Find the lines that contain the word "Jeans" and copy each one.

-- Start of Record list --

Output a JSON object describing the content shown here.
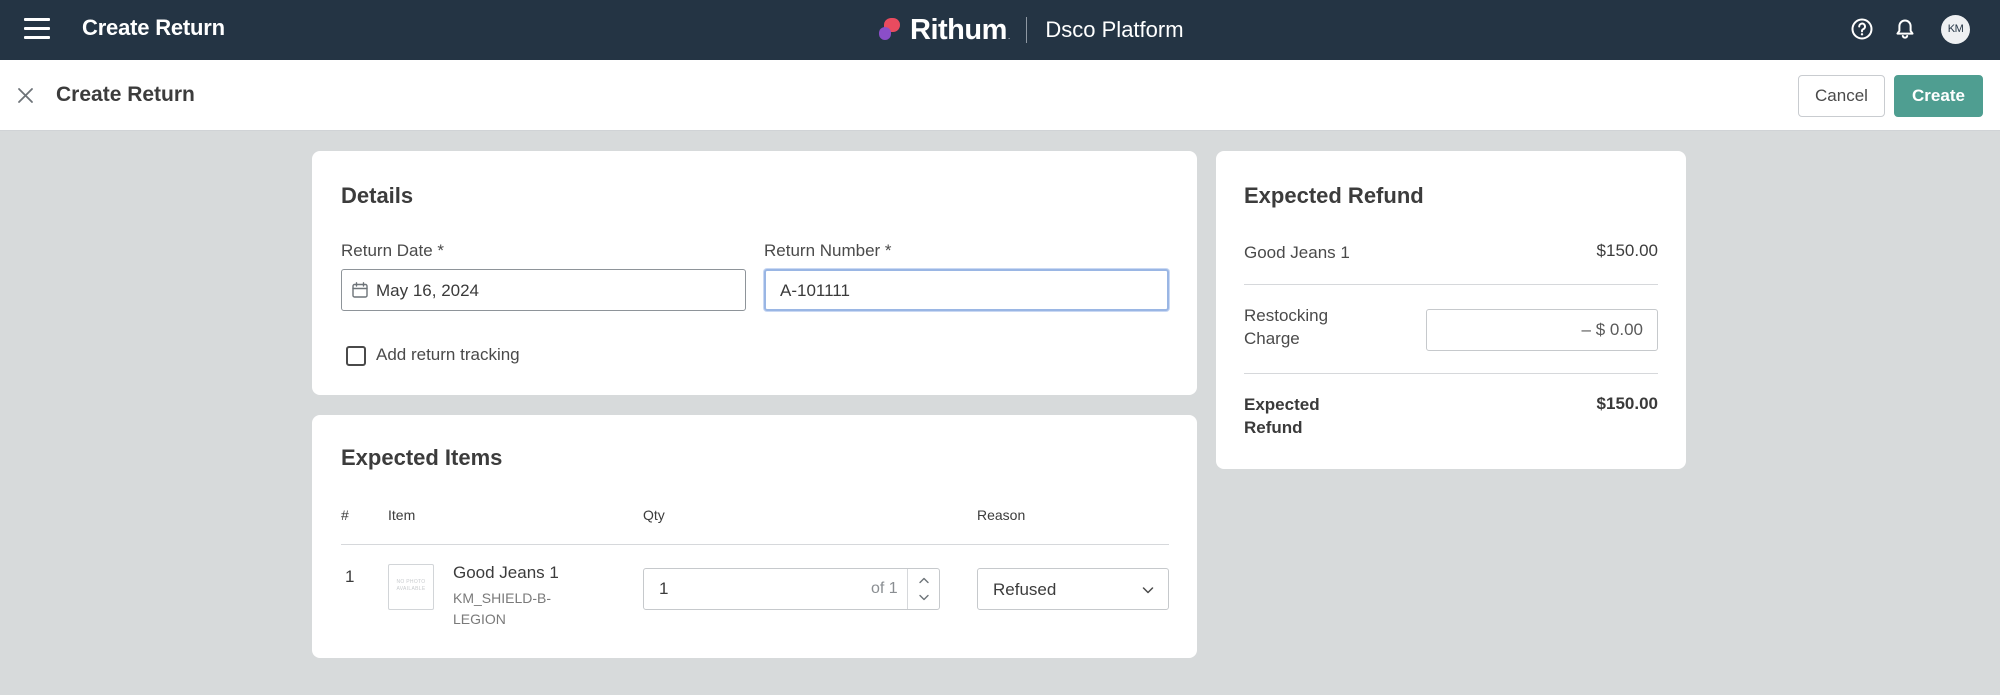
{
  "topbar": {
    "title": "Create Return",
    "brand_name": "Rithum",
    "brand_tm": ".",
    "brand_sub": "Dsco Platform",
    "help_icon": "help-circle-icon",
    "notifications_icon": "bell-icon",
    "avatar_initials": "KM"
  },
  "subheader": {
    "title": "Create Return",
    "cancel_label": "Cancel",
    "create_label": "Create"
  },
  "details": {
    "title": "Details",
    "return_date_label": "Return Date *",
    "return_date_value": "May 16, 2024",
    "return_number_label": "Return Number *",
    "return_number_value": "A-101111",
    "tracking_checkbox_label": "Add return tracking",
    "tracking_checked": false
  },
  "expected_items": {
    "title": "Expected Items",
    "columns": [
      "#",
      "Item",
      "Qty",
      "Reason"
    ],
    "rows": [
      {
        "index": "1",
        "thumb_text": "NO PHOTO AVAILABLE",
        "name": "Good Jeans 1",
        "sku": "KM_SHIELD-B-LEGION",
        "qty": "1",
        "qty_of": "of 1",
        "reason": "Refused"
      }
    ]
  },
  "refund": {
    "title": "Expected Refund",
    "item_label": "Good Jeans 1",
    "item_value": "$150.00",
    "restocking_label": "Restocking Charge",
    "restocking_value": "– $ 0.00",
    "total_label": "Expected Refund",
    "total_value": "$150.00"
  },
  "colors": {
    "topbar_bg": "#243444",
    "accent": "#4f9e91",
    "page_bg": "#d7dadb",
    "focus_ring": "#9ab6e4"
  }
}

-- End of Record list --

Written solution>
        "name": "Good Jeans 1",
    "item_label": "Good Jeans 1",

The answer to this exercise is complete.